▶ _Aim_:
Return the listing below exactly, with the pictures dropped.

--- start of Supplied information ---

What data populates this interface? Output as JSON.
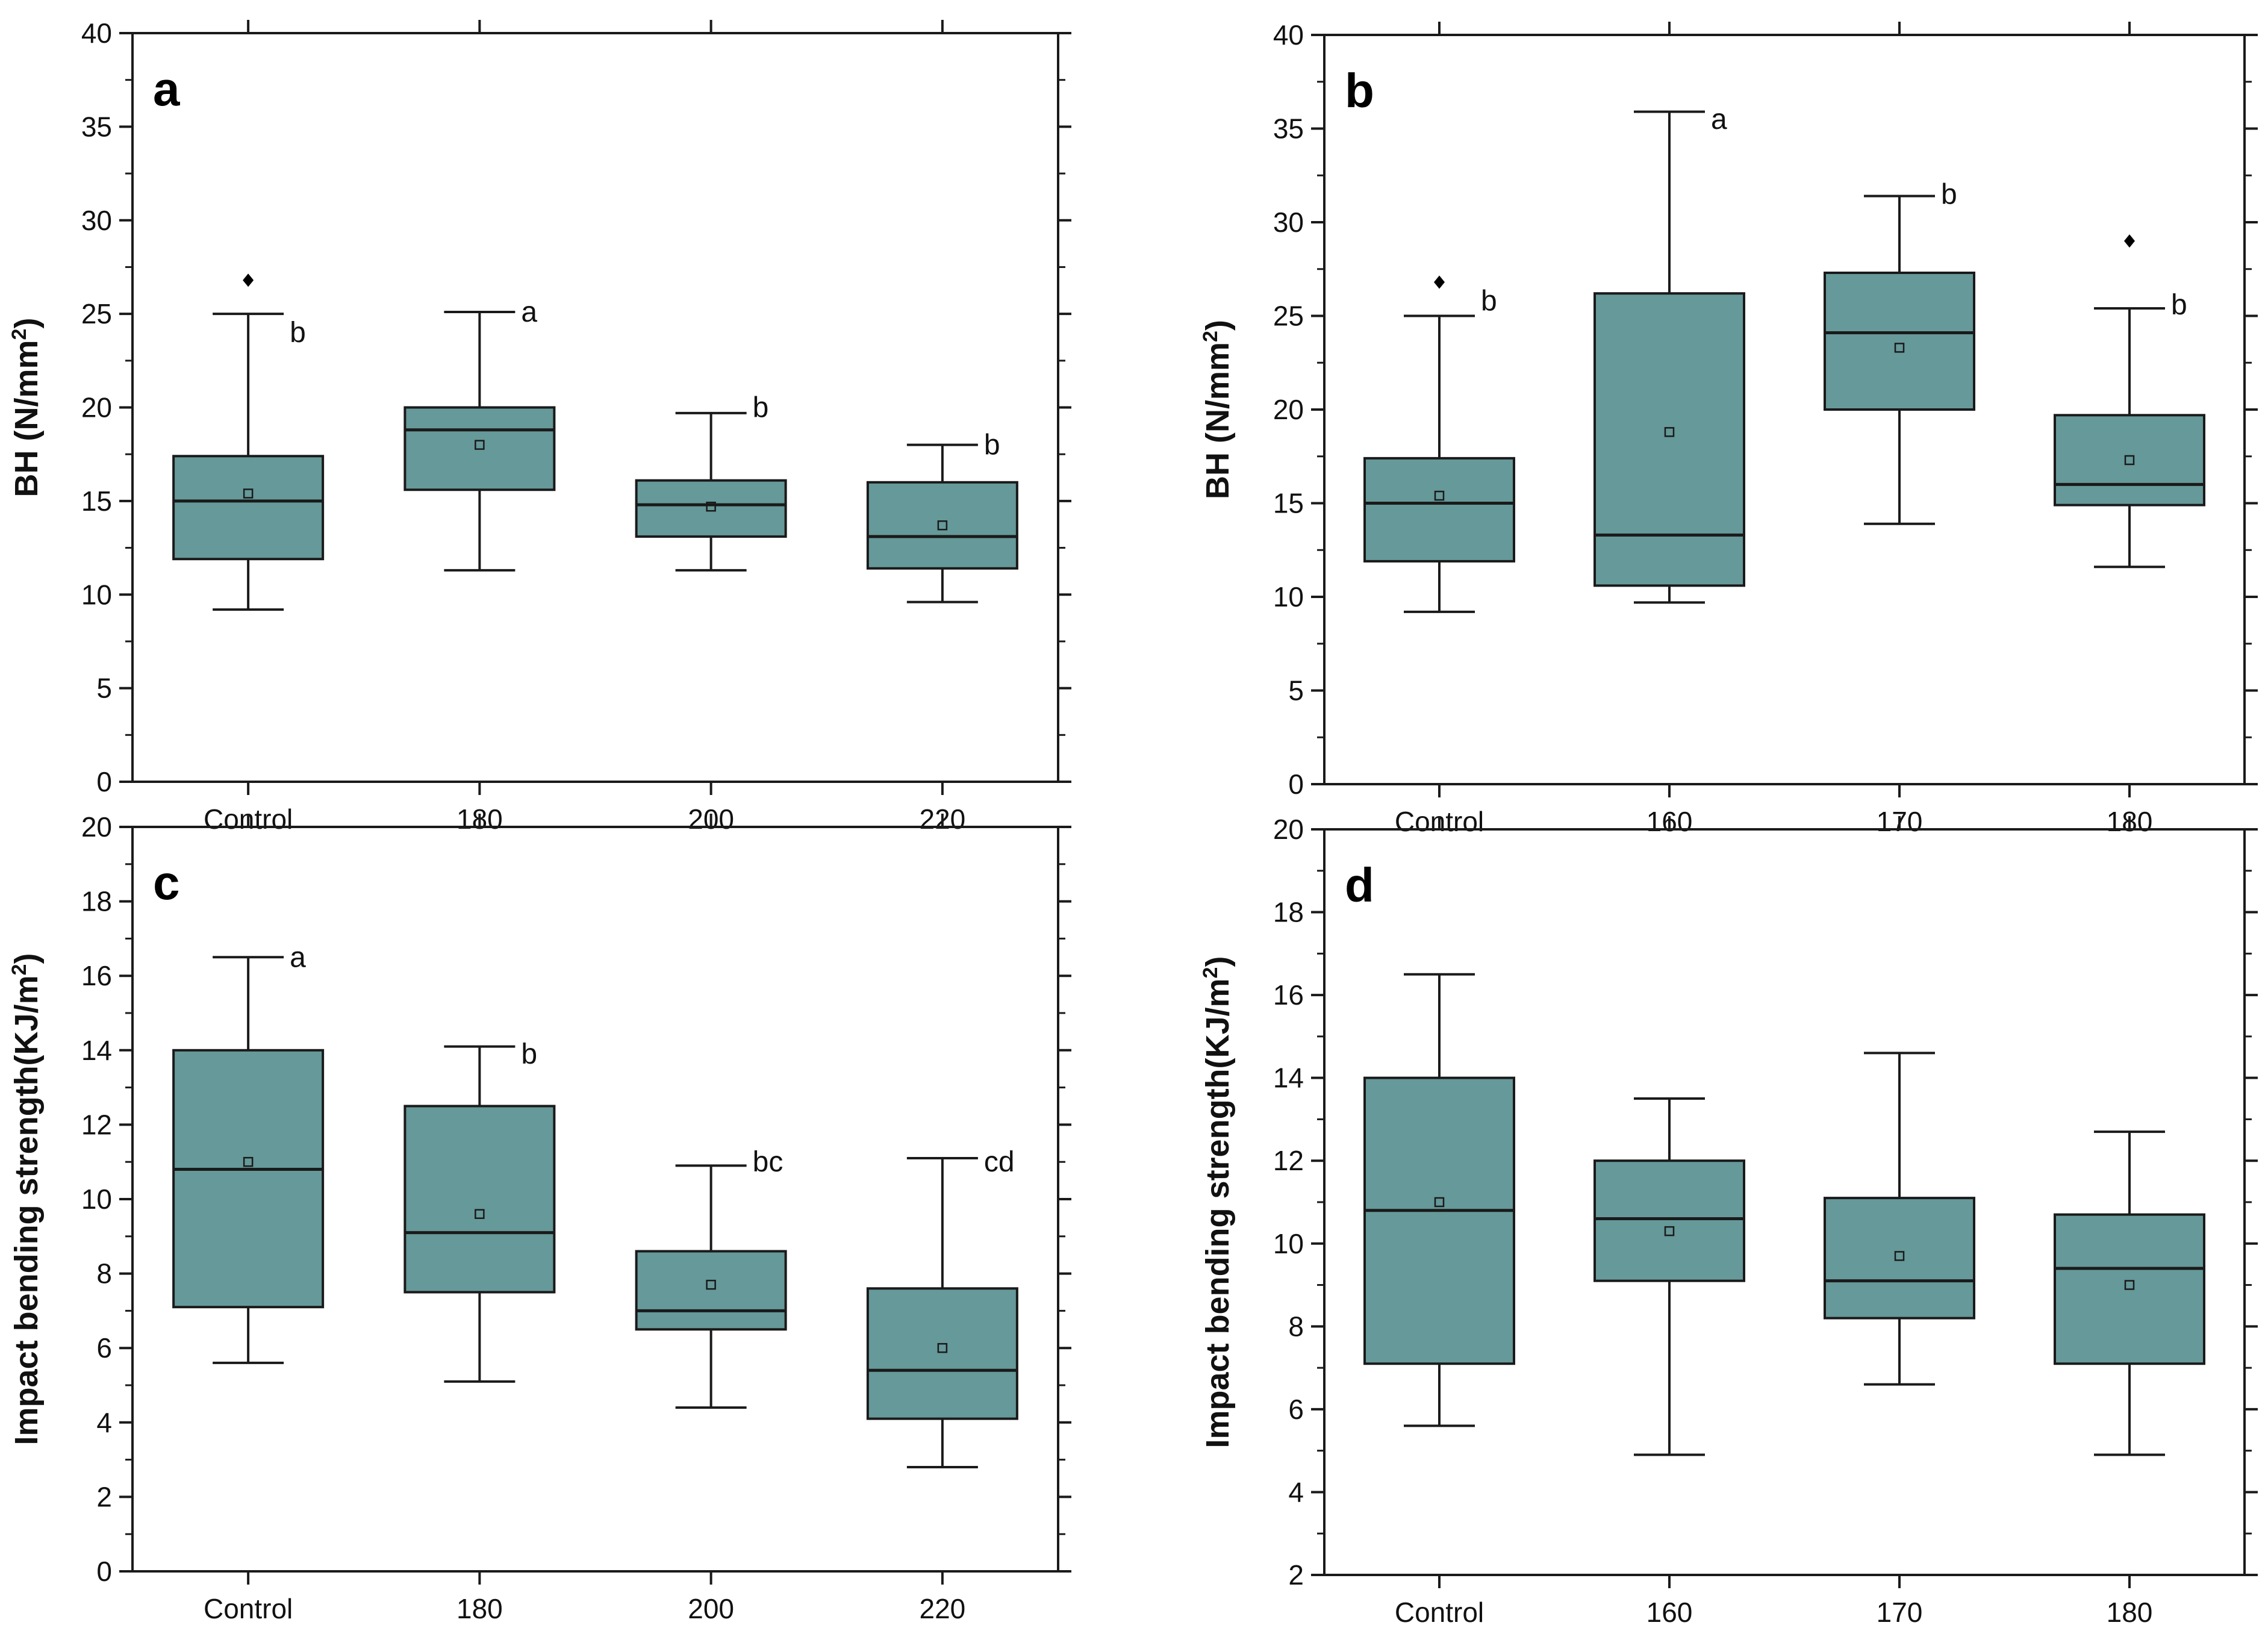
{
  "colors": {
    "box_fill": "#669999",
    "stroke": "#1a1a1a"
  },
  "chart_data": [
    {
      "type": "box",
      "panel_label": "a",
      "ylabel": "BH (N/mm",
      "ylabel_sup": "2",
      "ylabel_end": ")",
      "ylim": [
        0,
        40
      ],
      "y_major_step": 5,
      "y_ticks": [
        "0",
        "5",
        "10",
        "15",
        "20",
        "25",
        "30",
        "35",
        "40"
      ],
      "categories": [
        "Control",
        "180",
        "200",
        "220"
      ],
      "boxes": [
        {
          "whisker_low": 9.2,
          "q1": 11.9,
          "median": 15.0,
          "q3": 17.4,
          "whisker_high": 25.0,
          "mean": 15.4,
          "outliers": [
            26.8
          ],
          "sig": "b",
          "sig_y": 24.0
        },
        {
          "whisker_low": 11.3,
          "q1": 15.6,
          "median": 18.8,
          "q3": 20.0,
          "whisker_high": 25.1,
          "mean": 18.0,
          "outliers": [],
          "sig": "a",
          "sig_y": 25.1
        },
        {
          "whisker_low": 11.3,
          "q1": 13.1,
          "median": 14.8,
          "q3": 16.1,
          "whisker_high": 19.7,
          "mean": 14.7,
          "outliers": [],
          "sig": "b",
          "sig_y": 20.0
        },
        {
          "whisker_low": 9.6,
          "q1": 11.4,
          "median": 13.1,
          "q3": 16.0,
          "whisker_high": 18.0,
          "mean": 13.7,
          "outliers": [],
          "sig": "b",
          "sig_y": 18.0
        }
      ]
    },
    {
      "type": "box",
      "panel_label": "b",
      "ylabel": "BH (N/mm",
      "ylabel_sup": "2",
      "ylabel_end": ")",
      "ylim": [
        0,
        40
      ],
      "y_major_step": 5,
      "y_ticks": [
        "0",
        "5",
        "10",
        "15",
        "20",
        "25",
        "30",
        "35",
        "40"
      ],
      "categories": [
        "Control",
        "160",
        "170",
        "180"
      ],
      "boxes": [
        {
          "whisker_low": 9.2,
          "q1": 11.9,
          "median": 15.0,
          "q3": 17.4,
          "whisker_high": 25.0,
          "mean": 15.4,
          "outliers": [
            26.8
          ],
          "sig": "b",
          "sig_y": 25.8
        },
        {
          "whisker_low": 9.7,
          "q1": 10.6,
          "median": 13.3,
          "q3": 26.2,
          "whisker_high": 35.9,
          "mean": 18.8,
          "outliers": [],
          "sig": "a",
          "sig_y": 35.5
        },
        {
          "whisker_low": 13.9,
          "q1": 20.0,
          "median": 24.1,
          "q3": 27.3,
          "whisker_high": 31.4,
          "mean": 23.3,
          "outliers": [],
          "sig": "b",
          "sig_y": 31.5
        },
        {
          "whisker_low": 11.6,
          "q1": 14.9,
          "median": 16.0,
          "q3": 19.7,
          "whisker_high": 25.4,
          "mean": 17.3,
          "outliers": [
            29.0
          ],
          "sig": "b",
          "sig_y": 25.6
        }
      ]
    },
    {
      "type": "box",
      "panel_label": "c",
      "ylabel": "Impact bending strength(KJ/m",
      "ylabel_sup": "2",
      "ylabel_end": ")",
      "ylim": [
        0,
        20
      ],
      "y_major_step": 2,
      "y_ticks": [
        "0",
        "2",
        "4",
        "6",
        "8",
        "10",
        "12",
        "14",
        "16",
        "18",
        "20"
      ],
      "categories": [
        "Control",
        "180",
        "200",
        "220"
      ],
      "boxes": [
        {
          "whisker_low": 5.6,
          "q1": 7.1,
          "median": 10.8,
          "q3": 14.0,
          "whisker_high": 16.5,
          "mean": 11.0,
          "outliers": [],
          "sig": "a",
          "sig_y": 16.5
        },
        {
          "whisker_low": 5.1,
          "q1": 7.5,
          "median": 9.1,
          "q3": 12.5,
          "whisker_high": 14.1,
          "mean": 9.6,
          "outliers": [],
          "sig": "b",
          "sig_y": 13.9
        },
        {
          "whisker_low": 4.4,
          "q1": 6.5,
          "median": 7.0,
          "q3": 8.6,
          "whisker_high": 10.9,
          "mean": 7.7,
          "outliers": [],
          "sig": "bc",
          "sig_y": 11.0
        },
        {
          "whisker_low": 2.8,
          "q1": 4.1,
          "median": 5.4,
          "q3": 7.6,
          "whisker_high": 11.1,
          "mean": 6.0,
          "outliers": [],
          "sig": "cd",
          "sig_y": 11.0
        }
      ]
    },
    {
      "type": "box",
      "panel_label": "d",
      "ylabel": "Impact bending strength(KJ/m",
      "ylabel_sup": "2",
      "ylabel_end": ")",
      "ylim": [
        2,
        20
      ],
      "y_major_step": 2,
      "y_ticks": [
        "2",
        "4",
        "6",
        "8",
        "10",
        "12",
        "14",
        "16",
        "18",
        "20"
      ],
      "categories": [
        "Control",
        "160",
        "170",
        "180"
      ],
      "boxes": [
        {
          "whisker_low": 5.6,
          "q1": 7.1,
          "median": 10.8,
          "q3": 14.0,
          "whisker_high": 16.5,
          "mean": 11.0,
          "outliers": [],
          "sig": ""
        },
        {
          "whisker_low": 4.9,
          "q1": 9.1,
          "median": 10.6,
          "q3": 12.0,
          "whisker_high": 13.5,
          "mean": 10.3,
          "outliers": [],
          "sig": ""
        },
        {
          "whisker_low": 6.6,
          "q1": 8.2,
          "median": 9.1,
          "q3": 11.1,
          "whisker_high": 14.6,
          "mean": 9.7,
          "outliers": [],
          "sig": ""
        },
        {
          "whisker_low": 4.9,
          "q1": 7.1,
          "median": 9.4,
          "q3": 10.7,
          "whisker_high": 12.7,
          "mean": 9.0,
          "outliers": [],
          "sig": ""
        }
      ]
    }
  ]
}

--- end of Supplied information ---

▶ _Expected output_:
What data populates this interface? Output as JSON.
{
  "colors": {
    "box_fill": "#669999",
    "stroke": "#1a1a1a"
  },
  "chart_data": [
    {
      "type": "box",
      "panel_label": "a",
      "ylabel": "BH (N/mm",
      "ylabel_sup": "2",
      "ylabel_end": ")",
      "ylim": [
        0,
        40
      ],
      "y_major_step": 5,
      "y_ticks": [
        "0",
        "5",
        "10",
        "15",
        "20",
        "25",
        "30",
        "35",
        "40"
      ],
      "categories": [
        "Control",
        "180",
        "200",
        "220"
      ],
      "boxes": [
        {
          "whisker_low": 9.2,
          "q1": 11.9,
          "median": 15.0,
          "q3": 17.4,
          "whisker_high": 25.0,
          "mean": 15.4,
          "outliers": [
            26.8
          ],
          "sig": "b",
          "sig_y": 24.0
        },
        {
          "whisker_low": 11.3,
          "q1": 15.6,
          "median": 18.8,
          "q3": 20.0,
          "whisker_high": 25.1,
          "mean": 18.0,
          "outliers": [],
          "sig": "a",
          "sig_y": 25.1
        },
        {
          "whisker_low": 11.3,
          "q1": 13.1,
          "median": 14.8,
          "q3": 16.1,
          "whisker_high": 19.7,
          "mean": 14.7,
          "outliers": [],
          "sig": "b",
          "sig_y": 20.0
        },
        {
          "whisker_low": 9.6,
          "q1": 11.4,
          "median": 13.1,
          "q3": 16.0,
          "whisker_high": 18.0,
          "mean": 13.7,
          "outliers": [],
          "sig": "b",
          "sig_y": 18.0
        }
      ]
    },
    {
      "type": "box",
      "panel_label": "b",
      "ylabel": "BH (N/mm",
      "ylabel_sup": "2",
      "ylabel_end": ")",
      "ylim": [
        0,
        40
      ],
      "y_major_step": 5,
      "y_ticks": [
        "0",
        "5",
        "10",
        "15",
        "20",
        "25",
        "30",
        "35",
        "40"
      ],
      "categories": [
        "Control",
        "160",
        "170",
        "180"
      ],
      "boxes": [
        {
          "whisker_low": 9.2,
          "q1": 11.9,
          "median": 15.0,
          "q3": 17.4,
          "whisker_high": 25.0,
          "mean": 15.4,
          "outliers": [
            26.8
          ],
          "sig": "b",
          "sig_y": 25.8
        },
        {
          "whisker_low": 9.7,
          "q1": 10.6,
          "median": 13.3,
          "q3": 26.2,
          "whisker_high": 35.9,
          "mean": 18.8,
          "outliers": [],
          "sig": "a",
          "sig_y": 35.5
        },
        {
          "whisker_low": 13.9,
          "q1": 20.0,
          "median": 24.1,
          "q3": 27.3,
          "whisker_high": 31.4,
          "mean": 23.3,
          "outliers": [],
          "sig": "b",
          "sig_y": 31.5
        },
        {
          "whisker_low": 11.6,
          "q1": 14.9,
          "median": 16.0,
          "q3": 19.7,
          "whisker_high": 25.4,
          "mean": 17.3,
          "outliers": [
            29.0
          ],
          "sig": "b",
          "sig_y": 25.6
        }
      ]
    },
    {
      "type": "box",
      "panel_label": "c",
      "ylabel": "Impact bending strength(KJ/m",
      "ylabel_sup": "2",
      "ylabel_end": ")",
      "ylim": [
        0,
        20
      ],
      "y_major_step": 2,
      "y_ticks": [
        "0",
        "2",
        "4",
        "6",
        "8",
        "10",
        "12",
        "14",
        "16",
        "18",
        "20"
      ],
      "categories": [
        "Control",
        "180",
        "200",
        "220"
      ],
      "boxes": [
        {
          "whisker_low": 5.6,
          "q1": 7.1,
          "median": 10.8,
          "q3": 14.0,
          "whisker_high": 16.5,
          "mean": 11.0,
          "outliers": [],
          "sig": "a",
          "sig_y": 16.5
        },
        {
          "whisker_low": 5.1,
          "q1": 7.5,
          "median": 9.1,
          "q3": 12.5,
          "whisker_high": 14.1,
          "mean": 9.6,
          "outliers": [],
          "sig": "b",
          "sig_y": 13.9
        },
        {
          "whisker_low": 4.4,
          "q1": 6.5,
          "median": 7.0,
          "q3": 8.6,
          "whisker_high": 10.9,
          "mean": 7.7,
          "outliers": [],
          "sig": "bc",
          "sig_y": 11.0
        },
        {
          "whisker_low": 2.8,
          "q1": 4.1,
          "median": 5.4,
          "q3": 7.6,
          "whisker_high": 11.1,
          "mean": 6.0,
          "outliers": [],
          "sig": "cd",
          "sig_y": 11.0
        }
      ]
    },
    {
      "type": "box",
      "panel_label": "d",
      "ylabel": "Impact bending strength(KJ/m",
      "ylabel_sup": "2",
      "ylabel_end": ")",
      "ylim": [
        2,
        20
      ],
      "y_major_step": 2,
      "y_ticks": [
        "2",
        "4",
        "6",
        "8",
        "10",
        "12",
        "14",
        "16",
        "18",
        "20"
      ],
      "categories": [
        "Control",
        "160",
        "170",
        "180"
      ],
      "boxes": [
        {
          "whisker_low": 5.6,
          "q1": 7.1,
          "median": 10.8,
          "q3": 14.0,
          "whisker_high": 16.5,
          "mean": 11.0,
          "outliers": [],
          "sig": ""
        },
        {
          "whisker_low": 4.9,
          "q1": 9.1,
          "median": 10.6,
          "q3": 12.0,
          "whisker_high": 13.5,
          "mean": 10.3,
          "outliers": [],
          "sig": ""
        },
        {
          "whisker_low": 6.6,
          "q1": 8.2,
          "median": 9.1,
          "q3": 11.1,
          "whisker_high": 14.6,
          "mean": 9.7,
          "outliers": [],
          "sig": ""
        },
        {
          "whisker_low": 4.9,
          "q1": 7.1,
          "median": 9.4,
          "q3": 10.7,
          "whisker_high": 12.7,
          "mean": 9.0,
          "outliers": [],
          "sig": ""
        }
      ]
    }
  ]
}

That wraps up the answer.